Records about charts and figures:
___
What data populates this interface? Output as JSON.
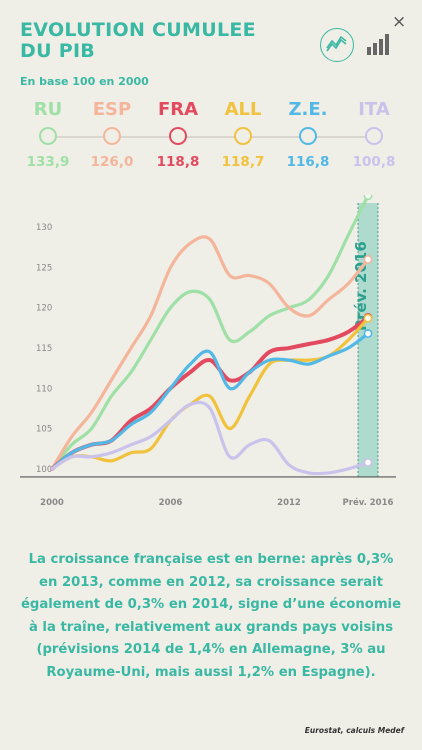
{
  "header": {
    "title": "EVOLUTION CUMULEE DU PIB",
    "subtitle": "En base 100 en 2000",
    "close": "×"
  },
  "legend": [
    {
      "name": "RU",
      "value": "133,9",
      "color": "#9ee0a5"
    },
    {
      "name": "ESP",
      "value": "126,0",
      "color": "#f4b59a"
    },
    {
      "name": "FRA",
      "value": "118,8",
      "color": "#e34a5f"
    },
    {
      "name": "ALL",
      "value": "118,7",
      "color": "#f1c23d"
    },
    {
      "name": "Z.E.",
      "value": "116,8",
      "color": "#52b8e6"
    },
    {
      "name": "ITA",
      "value": "100,8",
      "color": "#c9c3ec"
    }
  ],
  "chart_data": {
    "type": "line",
    "xlabel": "",
    "ylabel": "",
    "x_ticks": [
      "2000",
      "2006",
      "2012",
      "Prév. 2016"
    ],
    "y_ticks": [
      100,
      105,
      110,
      115,
      120,
      125,
      130
    ],
    "ylim": [
      98,
      133
    ],
    "xlim": [
      2000,
      2016
    ],
    "forecast_label": "Prév. 2016",
    "series": [
      {
        "name": "RU",
        "color": "#9ee0a5",
        "x": [
          2000,
          2001,
          2002,
          2003,
          2004,
          2005,
          2006,
          2007,
          2008,
          2009,
          2010,
          2011,
          2012,
          2013,
          2014,
          2015,
          2016
        ],
        "values": [
          100,
          103,
          105,
          109,
          112,
          116,
          120,
          122,
          121,
          116,
          117,
          119,
          120,
          121,
          124,
          129,
          133.9
        ]
      },
      {
        "name": "ESP",
        "color": "#f4b59a",
        "x": [
          2000,
          2001,
          2002,
          2003,
          2004,
          2005,
          2006,
          2007,
          2008,
          2009,
          2010,
          2011,
          2012,
          2013,
          2014,
          2015,
          2016
        ],
        "values": [
          100,
          104,
          107,
          111,
          115,
          119,
          125,
          128,
          128.5,
          124,
          124,
          123,
          120,
          119,
          121,
          123,
          126.0
        ]
      },
      {
        "name": "FRA",
        "color": "#e34a5f",
        "x": [
          2000,
          2001,
          2002,
          2003,
          2004,
          2005,
          2006,
          2007,
          2008,
          2009,
          2010,
          2011,
          2012,
          2013,
          2014,
          2015,
          2016
        ],
        "values": [
          100,
          102,
          103,
          103.5,
          106,
          107.5,
          110,
          112,
          113.5,
          111,
          112,
          114.5,
          115,
          115.5,
          116,
          117,
          118.8
        ]
      },
      {
        "name": "ALL",
        "color": "#f1c23d",
        "x": [
          2000,
          2001,
          2002,
          2003,
          2004,
          2005,
          2006,
          2007,
          2008,
          2009,
          2010,
          2011,
          2012,
          2013,
          2014,
          2015,
          2016
        ],
        "values": [
          100,
          101.5,
          101.5,
          101,
          102,
          102.5,
          106,
          108,
          109,
          105,
          109,
          113,
          113.5,
          113.5,
          114,
          116,
          118.7
        ]
      },
      {
        "name": "Z.E.",
        "color": "#52b8e6",
        "x": [
          2000,
          2001,
          2002,
          2003,
          2004,
          2005,
          2006,
          2007,
          2008,
          2009,
          2010,
          2011,
          2012,
          2013,
          2014,
          2015,
          2016
        ],
        "values": [
          100,
          102,
          103,
          103.5,
          105.5,
          107,
          110,
          113,
          114.5,
          110,
          112,
          113.5,
          113.5,
          113,
          114,
          115,
          116.8
        ]
      },
      {
        "name": "ITA",
        "color": "#c9c3ec",
        "x": [
          2000,
          2001,
          2002,
          2003,
          2004,
          2005,
          2006,
          2007,
          2008,
          2009,
          2010,
          2011,
          2012,
          2013,
          2014,
          2015,
          2016
        ],
        "values": [
          100,
          101.5,
          101.5,
          102,
          103,
          104,
          106,
          108,
          107.5,
          101.5,
          103,
          103.5,
          100.5,
          99.5,
          99.5,
          100,
          100.8
        ]
      }
    ]
  },
  "body": {
    "text": "La croissance française est en berne: après 0,3% en 2013, comme en 2012, sa croissance serait également de 0,3% en 2014, signe d’une économie à la traîne, relativement aux grands pays voisins (prévisions 2014 de 1,4% en Allemagne, 3% au Royaume-Uni, mais aussi 1,2% en Espagne).",
    "source": "Eurostat, calculs Medef"
  }
}
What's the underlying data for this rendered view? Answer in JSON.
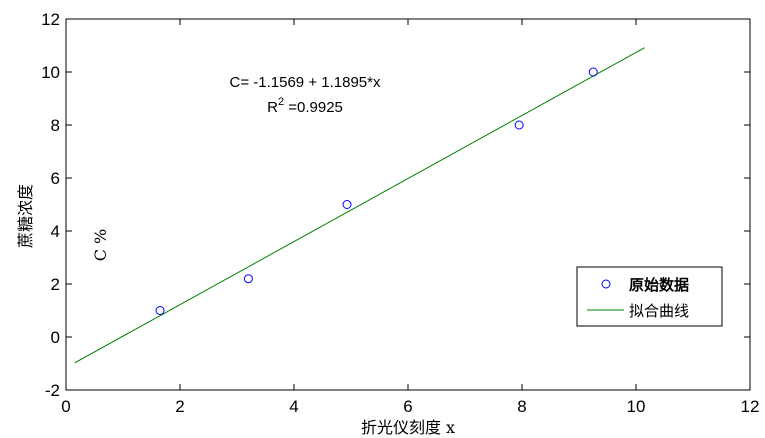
{
  "chart_data": {
    "type": "scatter",
    "xlabel": "折光仪刻度 x",
    "ylabel": "蔗糖浓度",
    "ylabel_unit": "C %",
    "xlim": [
      0,
      12
    ],
    "ylim": [
      -2,
      12
    ],
    "xticks": [
      0,
      2,
      4,
      6,
      8,
      10,
      12
    ],
    "yticks": [
      -2,
      0,
      2,
      4,
      6,
      8,
      10,
      12
    ],
    "grid": false,
    "legend_position": "bottom-right",
    "colors": {
      "points": "#0000ff",
      "fit": "#008000",
      "axes": "#000000"
    },
    "series": [
      {
        "name": "原始数据",
        "kind": "scatter",
        "marker": "circle-open",
        "x": [
          1.65,
          3.2,
          4.93,
          7.95,
          9.25
        ],
        "y": [
          1,
          2.2,
          5,
          8,
          10
        ]
      },
      {
        "name": "拟合曲线",
        "kind": "line",
        "x": [
          0.15,
          10.15
        ],
        "y": [
          -0.9785,
          10.9165
        ]
      }
    ],
    "annotations": {
      "equation": "C= -1.1569 + 1.1895*x",
      "r2_label": "R",
      "r2_exponent": "2",
      "r2_value": " =0.9925"
    }
  }
}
___
Repeat each entry exactly as it appears; skip any picture.

What data populates this interface? Output as JSON.
{
  "header": {
    "title": "EVOLUTION CUMULEE DU PIB",
    "subtitle": "En base 100 en 2000",
    "close": "×"
  },
  "legend": [
    {
      "name": "RU",
      "value": "133,9",
      "color": "#9ee0a5"
    },
    {
      "name": "ESP",
      "value": "126,0",
      "color": "#f4b59a"
    },
    {
      "name": "FRA",
      "value": "118,8",
      "color": "#e34a5f"
    },
    {
      "name": "ALL",
      "value": "118,7",
      "color": "#f1c23d"
    },
    {
      "name": "Z.E.",
      "value": "116,8",
      "color": "#52b8e6"
    },
    {
      "name": "ITA",
      "value": "100,8",
      "color": "#c9c3ec"
    }
  ],
  "chart_data": {
    "type": "line",
    "xlabel": "",
    "ylabel": "",
    "x_ticks": [
      "2000",
      "2006",
      "2012",
      "Prév. 2016"
    ],
    "y_ticks": [
      100,
      105,
      110,
      115,
      120,
      125,
      130
    ],
    "ylim": [
      98,
      133
    ],
    "xlim": [
      2000,
      2016
    ],
    "forecast_label": "Prév. 2016",
    "series": [
      {
        "name": "RU",
        "color": "#9ee0a5",
        "x": [
          2000,
          2001,
          2002,
          2003,
          2004,
          2005,
          2006,
          2007,
          2008,
          2009,
          2010,
          2011,
          2012,
          2013,
          2014,
          2015,
          2016
        ],
        "values": [
          100,
          103,
          105,
          109,
          112,
          116,
          120,
          122,
          121,
          116,
          117,
          119,
          120,
          121,
          124,
          129,
          133.9
        ]
      },
      {
        "name": "ESP",
        "color": "#f4b59a",
        "x": [
          2000,
          2001,
          2002,
          2003,
          2004,
          2005,
          2006,
          2007,
          2008,
          2009,
          2010,
          2011,
          2012,
          2013,
          2014,
          2015,
          2016
        ],
        "values": [
          100,
          104,
          107,
          111,
          115,
          119,
          125,
          128,
          128.5,
          124,
          124,
          123,
          120,
          119,
          121,
          123,
          126.0
        ]
      },
      {
        "name": "FRA",
        "color": "#e34a5f",
        "x": [
          2000,
          2001,
          2002,
          2003,
          2004,
          2005,
          2006,
          2007,
          2008,
          2009,
          2010,
          2011,
          2012,
          2013,
          2014,
          2015,
          2016
        ],
        "values": [
          100,
          102,
          103,
          103.5,
          106,
          107.5,
          110,
          112,
          113.5,
          111,
          112,
          114.5,
          115,
          115.5,
          116,
          117,
          118.8
        ]
      },
      {
        "name": "ALL",
        "color": "#f1c23d",
        "x": [
          2000,
          2001,
          2002,
          2003,
          2004,
          2005,
          2006,
          2007,
          2008,
          2009,
          2010,
          2011,
          2012,
          2013,
          2014,
          2015,
          2016
        ],
        "values": [
          100,
          101.5,
          101.5,
          101,
          102,
          102.5,
          106,
          108,
          109,
          105,
          109,
          113,
          113.5,
          113.5,
          114,
          116,
          118.7
        ]
      },
      {
        "name": "Z.E.",
        "color": "#52b8e6",
        "x": [
          2000,
          2001,
          2002,
          2003,
          2004,
          2005,
          2006,
          2007,
          2008,
          2009,
          2010,
          2011,
          2012,
          2013,
          2014,
          2015,
          2016
        ],
        "values": [
          100,
          102,
          103,
          103.5,
          105.5,
          107,
          110,
          113,
          114.5,
          110,
          112,
          113.5,
          113.5,
          113,
          114,
          115,
          116.8
        ]
      },
      {
        "name": "ITA",
        "color": "#c9c3ec",
        "x": [
          2000,
          2001,
          2002,
          2003,
          2004,
          2005,
          2006,
          2007,
          2008,
          2009,
          2010,
          2011,
          2012,
          2013,
          2014,
          2015,
          2016
        ],
        "values": [
          100,
          101.5,
          101.5,
          102,
          103,
          104,
          106,
          108,
          107.5,
          101.5,
          103,
          103.5,
          100.5,
          99.5,
          99.5,
          100,
          100.8
        ]
      }
    ]
  },
  "body": {
    "text": "La croissance française est en berne: après 0,3% en 2013, comme en 2012, sa croissance serait également de 0,3% en 2014, signe d’une économie à la traîne, relativement aux grands pays voisins (prévisions 2014 de 1,4% en Allemagne, 3% au Royaume-Uni, mais aussi 1,2% en Espagne).",
    "source": "Eurostat, calculs Medef"
  }
}
What's the underlying data for this rendered view? Answer in JSON.
{
  "chart_data": {
    "type": "scatter",
    "xlabel": "折光仪刻度 x",
    "ylabel": "蔗糖浓度",
    "ylabel_unit": "C %",
    "xlim": [
      0,
      12
    ],
    "ylim": [
      -2,
      12
    ],
    "xticks": [
      0,
      2,
      4,
      6,
      8,
      10,
      12
    ],
    "yticks": [
      -2,
      0,
      2,
      4,
      6,
      8,
      10,
      12
    ],
    "grid": false,
    "legend_position": "bottom-right",
    "colors": {
      "points": "#0000ff",
      "fit": "#008000",
      "axes": "#000000"
    },
    "series": [
      {
        "name": "原始数据",
        "kind": "scatter",
        "marker": "circle-open",
        "x": [
          1.65,
          3.2,
          4.93,
          7.95,
          9.25
        ],
        "y": [
          1,
          2.2,
          5,
          8,
          10
        ]
      },
      {
        "name": "拟合曲线",
        "kind": "line",
        "x": [
          0.15,
          10.15
        ],
        "y": [
          -0.9785,
          10.9165
        ]
      }
    ],
    "annotations": {
      "equation": "C= -1.1569 + 1.1895*x",
      "r2_label": "R",
      "r2_exponent": "2",
      "r2_value": " =0.9925"
    }
  }
}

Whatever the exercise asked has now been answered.